Recorded data
_ _ _ _ _

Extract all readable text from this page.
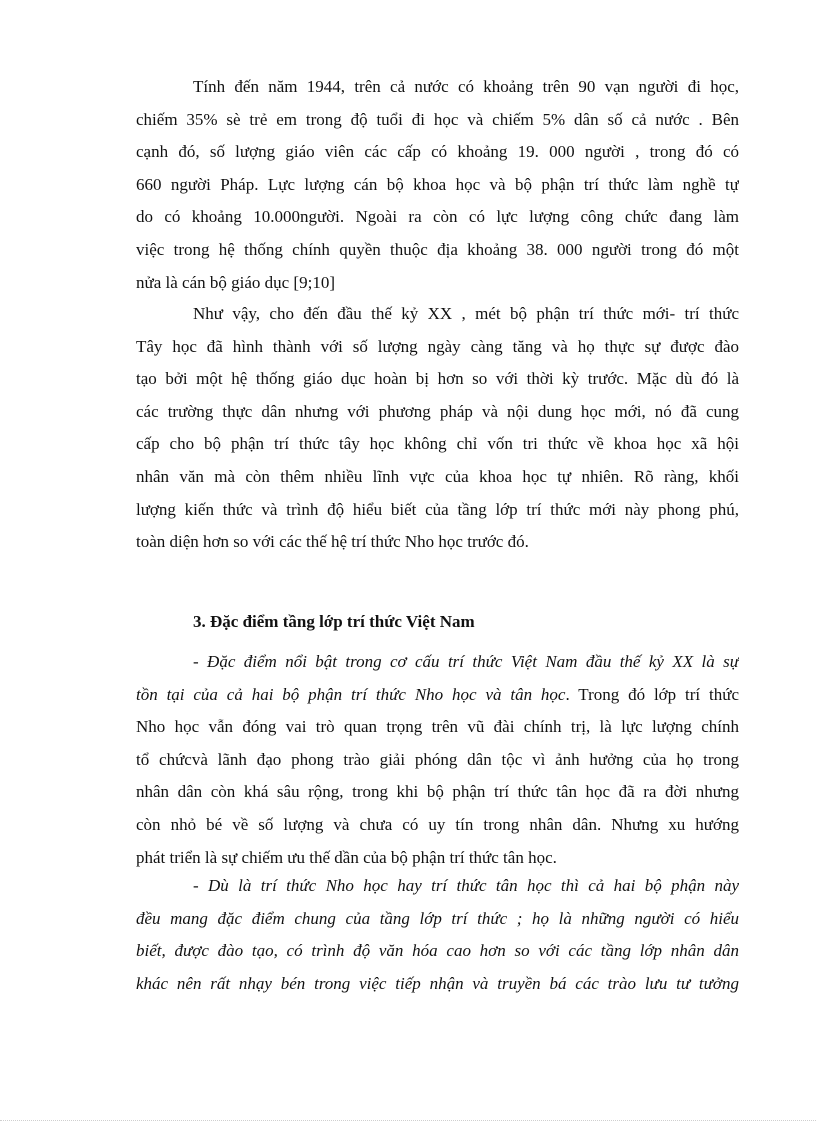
Tính đến năm 1944, trên cả nước có khoảng trên 90 vạn người đi học,
chiếm 35% sè trẻ em trong độ tuổi đi học và chiếm 5% dân số cả nước . Bên
cạnh đó, số lượng giáo viên các cấp có khoảng 19. 000 người , trong đó có
660 người Pháp. Lực lượng cán bộ khoa học và bộ phận trí thức làm nghề tự
do có khoảng 10.000người. Ngoài ra còn có lực lượng công chức đang làm
việc trong hệ thống chính quyền thuộc địa khoảng 38. 000 người trong đó một
nửa là cán bộ giáo dục [9;10]
Như vậy, cho đến đầu thế kỷ XX , mét bộ phận trí thức mới- trí thức
Tây học đã hình thành với số lượng ngày càng tăng và họ thực sự được đào
tạo bởi một hệ thống giáo dục hoàn bị hơn so với thời kỳ trước. Mặc dù đó là
các trường thực dân nhưng với phương pháp và nội dung học mới, nó đã cung
cấp cho bộ phận trí thức tây học không chỉ vốn tri thức về khoa học xã hội
nhân văn mà còn thêm nhiều lĩnh vực của khoa học tự nhiên. Rõ ràng, khối
lượng kiến thức và trình độ hiểu biết của tầng lớp trí thức mới này phong phú,
toàn diện hơn so với các thế hệ trí thức Nho học trước đó.
3. Đặc điểm tầng lớp trí thức Việt Nam
- Đặc điểm nổi bật trong cơ cấu trí thức Việt Nam đầu thế kỷ XX là sự
tồn tại của cả hai bộ phận trí thức Nho học và tân học. Trong đó lớp trí thức
Nho học vẫn đóng vai trò quan trọng trên vũ đài chính trị, là lực lượng chính
tổ chứcvà lãnh đạo phong trào giải phóng dân tộc vì ảnh hưởng của họ trong
nhân dân còn khá sâu rộng, trong khi bộ phận trí thức tân học đã ra đời nhưng
còn nhỏ bé về số lượng và chưa có uy tín trong nhân dân. Nhưng xu hướng
phát triển là sự chiếm ưu thế dần của bộ phận trí thức tân học.
- Dù là trí thức Nho học hay trí thức tân học thì cả hai bộ phận này
đều mang đặc điểm chung của tầng lớp trí thức ; họ là những người có hiểu
biết, được đào tạo, có trình độ văn hóa cao hơn so với các tầng lớp nhân dân
khác nên rất nhạy bén trong việc tiếp nhận và truyền bá các trào lưu tư tưởng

_ _ _ _ _

_Given problem_
Restate each line of the records exactly; pictures do not belong in the copy.

_Response to the exercise_
Extract all readable text from this page.
Tính đến năm 1944, trên cả nước có khoảng trên 90 vạn người đi học,
chiếm 35% sè trẻ em trong độ tuổi đi học và chiếm 5% dân số cả nước . Bên
cạnh đó, số lượng giáo viên các cấp có khoảng 19. 000 người , trong đó có
660 người Pháp. Lực lượng cán bộ khoa học và bộ phận trí thức làm nghề tự
do có khoảng 10.000người. Ngoài ra còn có lực lượng công chức đang làm
việc trong hệ thống chính quyền thuộc địa khoảng 38. 000 người trong đó một
nửa là cán bộ giáo dục [9;10]
Như vậy, cho đến đầu thế kỷ XX , mét bộ phận trí thức mới- trí thức
Tây học đã hình thành với số lượng ngày càng tăng và họ thực sự được đào
tạo bởi một hệ thống giáo dục hoàn bị hơn so với thời kỳ trước. Mặc dù đó là
các trường thực dân nhưng với phương pháp và nội dung học mới, nó đã cung
cấp cho bộ phận trí thức tây học không chỉ vốn tri thức về khoa học xã hội
nhân văn mà còn thêm nhiều lĩnh vực của khoa học tự nhiên. Rõ ràng, khối
lượng kiến thức và trình độ hiểu biết của tầng lớp trí thức mới này phong phú,
toàn diện hơn so với các thế hệ trí thức Nho học trước đó.
3. Đặc điểm tầng lớp trí thức Việt Nam
- Đặc điểm nổi bật trong cơ cấu trí thức Việt Nam đầu thế kỷ XX là sự
tồn tại của cả hai bộ phận trí thức Nho học và tân học. Trong đó lớp trí thức
Nho học vẫn đóng vai trò quan trọng trên vũ đài chính trị, là lực lượng chính
tổ chứcvà lãnh đạo phong trào giải phóng dân tộc vì ảnh hưởng của họ trong
nhân dân còn khá sâu rộng, trong khi bộ phận trí thức tân học đã ra đời nhưng
còn nhỏ bé về số lượng và chưa có uy tín trong nhân dân. Nhưng xu hướng
phát triển là sự chiếm ưu thế dần của bộ phận trí thức tân học.
- Dù là trí thức Nho học hay trí thức tân học thì cả hai bộ phận này
đều mang đặc điểm chung của tầng lớp trí thức ; họ là những người có hiểu
biết, được đào tạo, có trình độ văn hóa cao hơn so với các tầng lớp nhân dân
khác nên rất nhạy bén trong việc tiếp nhận và truyền bá các trào lưu tư tưởng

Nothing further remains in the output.